-- Recorded data start --

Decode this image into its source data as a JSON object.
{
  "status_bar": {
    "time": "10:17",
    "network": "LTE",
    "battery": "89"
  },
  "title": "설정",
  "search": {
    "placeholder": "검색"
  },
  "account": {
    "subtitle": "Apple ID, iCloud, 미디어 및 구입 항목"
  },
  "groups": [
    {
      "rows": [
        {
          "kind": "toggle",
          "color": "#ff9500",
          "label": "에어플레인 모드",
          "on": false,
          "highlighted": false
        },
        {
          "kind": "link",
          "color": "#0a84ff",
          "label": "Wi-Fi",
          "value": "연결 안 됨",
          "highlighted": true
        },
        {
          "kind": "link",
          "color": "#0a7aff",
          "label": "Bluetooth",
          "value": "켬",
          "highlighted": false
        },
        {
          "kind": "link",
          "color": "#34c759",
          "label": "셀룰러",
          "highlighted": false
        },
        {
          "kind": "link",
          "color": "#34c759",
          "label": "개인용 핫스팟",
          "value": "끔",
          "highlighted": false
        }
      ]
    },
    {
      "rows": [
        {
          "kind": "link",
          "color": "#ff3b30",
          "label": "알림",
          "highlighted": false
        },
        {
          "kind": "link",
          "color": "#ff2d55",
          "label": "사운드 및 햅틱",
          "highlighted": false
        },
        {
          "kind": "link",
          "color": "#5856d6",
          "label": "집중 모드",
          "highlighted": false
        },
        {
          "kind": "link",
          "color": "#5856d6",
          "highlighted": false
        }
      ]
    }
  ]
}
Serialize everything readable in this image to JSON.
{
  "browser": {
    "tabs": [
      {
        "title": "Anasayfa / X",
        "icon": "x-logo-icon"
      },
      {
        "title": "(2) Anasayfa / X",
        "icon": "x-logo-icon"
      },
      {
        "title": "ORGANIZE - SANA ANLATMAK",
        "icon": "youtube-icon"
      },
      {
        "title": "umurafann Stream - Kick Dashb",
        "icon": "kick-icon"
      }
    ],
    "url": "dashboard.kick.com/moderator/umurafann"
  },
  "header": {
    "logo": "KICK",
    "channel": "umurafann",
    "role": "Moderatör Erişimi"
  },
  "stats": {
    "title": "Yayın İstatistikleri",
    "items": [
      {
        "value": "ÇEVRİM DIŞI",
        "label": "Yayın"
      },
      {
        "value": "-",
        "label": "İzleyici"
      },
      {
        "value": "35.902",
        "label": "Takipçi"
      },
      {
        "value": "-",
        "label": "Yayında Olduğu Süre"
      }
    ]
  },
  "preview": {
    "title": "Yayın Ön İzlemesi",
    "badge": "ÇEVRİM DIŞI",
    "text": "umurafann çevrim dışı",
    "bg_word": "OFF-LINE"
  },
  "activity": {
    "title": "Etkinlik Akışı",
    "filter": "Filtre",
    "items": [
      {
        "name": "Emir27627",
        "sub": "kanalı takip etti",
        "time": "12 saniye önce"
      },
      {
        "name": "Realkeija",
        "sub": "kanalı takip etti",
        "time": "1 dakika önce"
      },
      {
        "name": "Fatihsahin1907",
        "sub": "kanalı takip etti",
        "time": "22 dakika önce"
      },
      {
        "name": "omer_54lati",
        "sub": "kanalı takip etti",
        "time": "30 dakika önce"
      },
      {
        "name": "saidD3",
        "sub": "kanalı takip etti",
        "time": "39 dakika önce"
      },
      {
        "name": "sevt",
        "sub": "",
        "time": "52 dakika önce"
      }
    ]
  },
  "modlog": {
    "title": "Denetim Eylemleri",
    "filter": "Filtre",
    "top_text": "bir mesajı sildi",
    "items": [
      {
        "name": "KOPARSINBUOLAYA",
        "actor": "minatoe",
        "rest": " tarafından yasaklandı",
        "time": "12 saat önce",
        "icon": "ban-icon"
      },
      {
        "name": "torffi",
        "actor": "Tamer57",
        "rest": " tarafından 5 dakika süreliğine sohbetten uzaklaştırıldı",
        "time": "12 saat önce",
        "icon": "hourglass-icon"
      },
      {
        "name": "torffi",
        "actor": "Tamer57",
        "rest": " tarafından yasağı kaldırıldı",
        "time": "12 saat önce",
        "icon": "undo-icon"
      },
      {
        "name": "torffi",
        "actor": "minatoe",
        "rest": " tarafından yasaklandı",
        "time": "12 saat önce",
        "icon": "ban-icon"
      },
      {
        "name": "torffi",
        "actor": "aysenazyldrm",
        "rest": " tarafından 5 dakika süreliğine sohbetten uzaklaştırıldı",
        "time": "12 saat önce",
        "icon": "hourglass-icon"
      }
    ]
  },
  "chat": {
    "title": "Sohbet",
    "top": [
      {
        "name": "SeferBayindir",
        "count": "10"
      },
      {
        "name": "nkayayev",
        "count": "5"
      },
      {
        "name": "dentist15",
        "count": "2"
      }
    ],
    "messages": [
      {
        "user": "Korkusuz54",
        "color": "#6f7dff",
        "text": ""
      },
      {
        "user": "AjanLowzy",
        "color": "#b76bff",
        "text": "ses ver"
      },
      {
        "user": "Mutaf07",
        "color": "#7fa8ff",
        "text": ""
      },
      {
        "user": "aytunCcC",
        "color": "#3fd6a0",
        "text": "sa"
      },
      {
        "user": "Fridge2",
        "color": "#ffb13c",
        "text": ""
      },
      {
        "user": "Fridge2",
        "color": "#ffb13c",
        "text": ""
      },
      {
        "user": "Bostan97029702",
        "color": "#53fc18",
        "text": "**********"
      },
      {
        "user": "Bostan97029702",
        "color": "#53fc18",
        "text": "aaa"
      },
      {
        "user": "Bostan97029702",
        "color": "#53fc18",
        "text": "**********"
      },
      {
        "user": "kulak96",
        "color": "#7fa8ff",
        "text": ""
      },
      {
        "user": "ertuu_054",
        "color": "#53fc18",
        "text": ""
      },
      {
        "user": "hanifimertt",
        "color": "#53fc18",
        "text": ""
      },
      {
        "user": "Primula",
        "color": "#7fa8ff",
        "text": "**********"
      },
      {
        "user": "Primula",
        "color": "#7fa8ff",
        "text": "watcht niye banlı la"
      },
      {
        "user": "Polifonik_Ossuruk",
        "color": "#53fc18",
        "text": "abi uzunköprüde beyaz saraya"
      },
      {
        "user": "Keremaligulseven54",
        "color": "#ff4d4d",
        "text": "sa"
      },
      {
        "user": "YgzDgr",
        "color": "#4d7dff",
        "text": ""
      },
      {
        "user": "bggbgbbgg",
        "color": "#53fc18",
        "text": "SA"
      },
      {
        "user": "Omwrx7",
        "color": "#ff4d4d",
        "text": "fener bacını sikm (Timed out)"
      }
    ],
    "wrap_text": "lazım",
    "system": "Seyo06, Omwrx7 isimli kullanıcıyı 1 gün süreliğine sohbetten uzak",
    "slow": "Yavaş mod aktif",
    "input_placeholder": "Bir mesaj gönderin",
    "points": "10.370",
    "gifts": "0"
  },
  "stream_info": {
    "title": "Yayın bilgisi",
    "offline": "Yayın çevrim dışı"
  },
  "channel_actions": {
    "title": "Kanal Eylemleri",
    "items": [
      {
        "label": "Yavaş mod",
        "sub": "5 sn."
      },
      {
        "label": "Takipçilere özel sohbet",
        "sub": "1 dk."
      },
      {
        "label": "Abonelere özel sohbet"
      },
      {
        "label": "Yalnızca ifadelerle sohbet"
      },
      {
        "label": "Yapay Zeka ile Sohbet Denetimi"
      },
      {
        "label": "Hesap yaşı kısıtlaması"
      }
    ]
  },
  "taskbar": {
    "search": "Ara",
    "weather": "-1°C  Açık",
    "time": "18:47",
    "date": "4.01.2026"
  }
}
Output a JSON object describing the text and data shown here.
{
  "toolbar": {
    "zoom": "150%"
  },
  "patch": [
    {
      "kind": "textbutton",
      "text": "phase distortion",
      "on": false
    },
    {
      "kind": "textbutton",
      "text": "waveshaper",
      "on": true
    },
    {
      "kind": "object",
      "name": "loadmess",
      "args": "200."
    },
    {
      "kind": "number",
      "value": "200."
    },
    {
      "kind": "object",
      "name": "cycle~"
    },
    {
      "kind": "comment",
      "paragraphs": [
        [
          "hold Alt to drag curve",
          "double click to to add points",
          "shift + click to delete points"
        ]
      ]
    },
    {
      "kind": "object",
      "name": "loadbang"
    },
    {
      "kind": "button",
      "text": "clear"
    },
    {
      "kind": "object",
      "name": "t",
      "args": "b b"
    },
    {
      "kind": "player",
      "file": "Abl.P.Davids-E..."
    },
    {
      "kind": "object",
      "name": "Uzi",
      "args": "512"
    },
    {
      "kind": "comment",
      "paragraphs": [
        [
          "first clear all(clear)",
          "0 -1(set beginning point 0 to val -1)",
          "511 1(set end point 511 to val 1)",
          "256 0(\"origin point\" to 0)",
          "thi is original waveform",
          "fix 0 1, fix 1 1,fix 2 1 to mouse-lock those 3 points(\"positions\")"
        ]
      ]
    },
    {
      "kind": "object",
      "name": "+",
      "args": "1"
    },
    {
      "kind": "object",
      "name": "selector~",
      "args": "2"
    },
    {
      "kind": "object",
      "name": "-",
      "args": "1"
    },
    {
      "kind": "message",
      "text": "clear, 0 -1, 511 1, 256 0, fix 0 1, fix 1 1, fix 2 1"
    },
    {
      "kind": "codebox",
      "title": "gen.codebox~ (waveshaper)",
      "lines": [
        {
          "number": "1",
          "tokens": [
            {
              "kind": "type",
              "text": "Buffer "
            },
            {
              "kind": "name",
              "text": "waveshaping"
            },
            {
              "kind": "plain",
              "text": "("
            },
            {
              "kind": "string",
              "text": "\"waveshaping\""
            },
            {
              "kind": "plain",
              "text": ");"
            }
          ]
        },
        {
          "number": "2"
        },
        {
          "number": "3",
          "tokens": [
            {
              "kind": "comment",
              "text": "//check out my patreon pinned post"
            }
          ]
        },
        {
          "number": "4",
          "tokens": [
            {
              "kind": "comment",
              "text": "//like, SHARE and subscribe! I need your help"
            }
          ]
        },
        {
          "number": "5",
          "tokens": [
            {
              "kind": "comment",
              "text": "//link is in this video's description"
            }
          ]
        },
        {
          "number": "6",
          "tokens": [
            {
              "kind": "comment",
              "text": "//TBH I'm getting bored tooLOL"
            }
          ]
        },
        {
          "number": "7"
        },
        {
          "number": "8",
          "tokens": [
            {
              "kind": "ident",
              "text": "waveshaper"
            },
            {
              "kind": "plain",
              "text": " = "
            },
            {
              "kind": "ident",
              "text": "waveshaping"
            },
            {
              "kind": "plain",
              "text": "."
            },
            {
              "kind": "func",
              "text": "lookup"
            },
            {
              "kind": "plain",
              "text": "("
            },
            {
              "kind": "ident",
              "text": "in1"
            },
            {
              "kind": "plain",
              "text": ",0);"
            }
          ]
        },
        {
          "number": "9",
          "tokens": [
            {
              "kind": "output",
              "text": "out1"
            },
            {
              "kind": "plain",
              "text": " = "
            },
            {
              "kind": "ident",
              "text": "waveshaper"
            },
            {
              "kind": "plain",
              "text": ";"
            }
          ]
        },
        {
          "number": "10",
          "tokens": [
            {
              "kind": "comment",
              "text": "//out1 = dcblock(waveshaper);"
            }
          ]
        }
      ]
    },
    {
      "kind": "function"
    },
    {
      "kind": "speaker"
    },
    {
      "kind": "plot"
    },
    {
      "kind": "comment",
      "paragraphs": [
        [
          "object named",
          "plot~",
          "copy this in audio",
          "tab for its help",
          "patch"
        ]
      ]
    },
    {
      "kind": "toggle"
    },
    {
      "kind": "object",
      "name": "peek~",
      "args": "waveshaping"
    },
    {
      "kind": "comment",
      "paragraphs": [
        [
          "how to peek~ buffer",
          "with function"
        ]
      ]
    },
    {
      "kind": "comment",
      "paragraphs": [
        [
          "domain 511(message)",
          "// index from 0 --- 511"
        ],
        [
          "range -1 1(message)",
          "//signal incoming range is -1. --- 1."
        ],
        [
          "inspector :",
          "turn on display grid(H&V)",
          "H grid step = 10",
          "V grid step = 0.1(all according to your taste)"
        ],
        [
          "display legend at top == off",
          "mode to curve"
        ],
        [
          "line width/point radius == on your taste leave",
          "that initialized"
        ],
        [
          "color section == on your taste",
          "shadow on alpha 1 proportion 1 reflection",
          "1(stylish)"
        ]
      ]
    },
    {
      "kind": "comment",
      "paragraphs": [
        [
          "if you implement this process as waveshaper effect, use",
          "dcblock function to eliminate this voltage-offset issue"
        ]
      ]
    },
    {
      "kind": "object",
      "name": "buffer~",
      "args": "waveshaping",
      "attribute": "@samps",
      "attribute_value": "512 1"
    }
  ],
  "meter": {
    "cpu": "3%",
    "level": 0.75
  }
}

-- Recorded data end --

:: What you will do ::
Only the number is needed here: how many lines of the records contain "clear"?

:: Result for this exercise ::
3